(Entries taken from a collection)
--------

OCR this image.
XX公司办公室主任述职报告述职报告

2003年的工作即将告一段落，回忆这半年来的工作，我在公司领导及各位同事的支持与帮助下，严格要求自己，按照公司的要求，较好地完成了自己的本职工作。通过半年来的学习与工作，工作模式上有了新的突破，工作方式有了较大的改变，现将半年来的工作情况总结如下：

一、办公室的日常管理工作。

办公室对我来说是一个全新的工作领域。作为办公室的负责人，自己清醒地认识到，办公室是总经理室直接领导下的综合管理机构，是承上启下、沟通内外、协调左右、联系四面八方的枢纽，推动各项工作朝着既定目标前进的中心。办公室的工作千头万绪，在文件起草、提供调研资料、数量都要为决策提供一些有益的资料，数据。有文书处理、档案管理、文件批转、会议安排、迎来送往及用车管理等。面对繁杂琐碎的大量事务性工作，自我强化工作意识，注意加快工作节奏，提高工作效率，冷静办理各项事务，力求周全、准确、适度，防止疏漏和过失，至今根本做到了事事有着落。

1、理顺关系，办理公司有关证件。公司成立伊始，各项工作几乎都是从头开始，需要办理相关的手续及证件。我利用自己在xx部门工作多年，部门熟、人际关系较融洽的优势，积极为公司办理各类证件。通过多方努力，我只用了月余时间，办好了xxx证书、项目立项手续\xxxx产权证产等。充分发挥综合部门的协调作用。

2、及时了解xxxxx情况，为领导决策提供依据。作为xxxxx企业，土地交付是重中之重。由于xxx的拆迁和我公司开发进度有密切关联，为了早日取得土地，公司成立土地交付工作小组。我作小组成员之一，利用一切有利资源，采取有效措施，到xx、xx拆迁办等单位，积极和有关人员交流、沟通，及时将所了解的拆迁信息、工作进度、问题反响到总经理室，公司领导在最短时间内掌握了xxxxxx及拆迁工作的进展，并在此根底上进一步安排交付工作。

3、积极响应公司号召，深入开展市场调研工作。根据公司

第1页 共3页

--------

■ **What is required**
Output the entries exactly.

■ **Answer to this exercise**
OCR this image.
XX公司办公室主任述职报告述职报告

2003年的工作即将告一段落，回忆这半年来的工作，我在公司领导及各位同事的支持与帮助下，严格要求自己，按照公司的要求，较好地完成了自己的本职工作。通过半年来的学习与工作，工作模式上有了新的突破，工作方式有了较大的改变，现将半年来的工作情况总结如下：

一、办公室的日常管理工作。

办公室对我来说是一个全新的工作领域。作为办公室的负责人，自己清醒地认识到，办公室是总经理室直接领导下的综合管理机构，是承上启下、沟通内外、协调左右、联系四面八方的枢纽，推动各项工作朝着既定目标前进的中心。办公室的工作千头万绪，在文件起草、提供调研资料、数量都要为决策提供一些有益的资料，数据。有文书处理、档案管理、文件批转、会议安排、迎来送往及用车管理等。面对繁杂琐碎的大量事务性工作，自我强化工作意识，注意加快工作节奏，提高工作效率，冷静办理各项事务，力求周全、准确、适度，防止疏漏和过失，至今根本做到了事事有着落。

1、理顺关系，办理公司有关证件。公司成立伊始，各项工作几乎都是从头开始，需要办理相关的手续及证件。我利用自己在xx部门工作多年，部门熟、人际关系较融洽的优势，积极为公司办理各类证件。通过多方努力，我只用了月余时间，办好了xxx证书、项目立项手续\xxxx产权证产等。充分发挥综合部门的协调作用。

2、及时了解xxxxx情况，为领导决策提供依据。作为xxxxx企业，土地交付是重中之重。由于xxx的拆迁和我公司开发进度有密切关联，为了早日取得土地，公司成立土地交付工作小组。我作小组成员之一，利用一切有利资源，采取有效措施，到xx、xx拆迁办等单位，积极和有关人员交流、沟通，及时将所了解的拆迁信息、工作进度、问题反响到总经理室，公司领导在最短时间内掌握了xxxxxx及拆迁工作的进展，并在此根底上进一步安排交付工作。

3、积极响应公司号召，深入开展市场调研工作。根据公司

第1页 共3页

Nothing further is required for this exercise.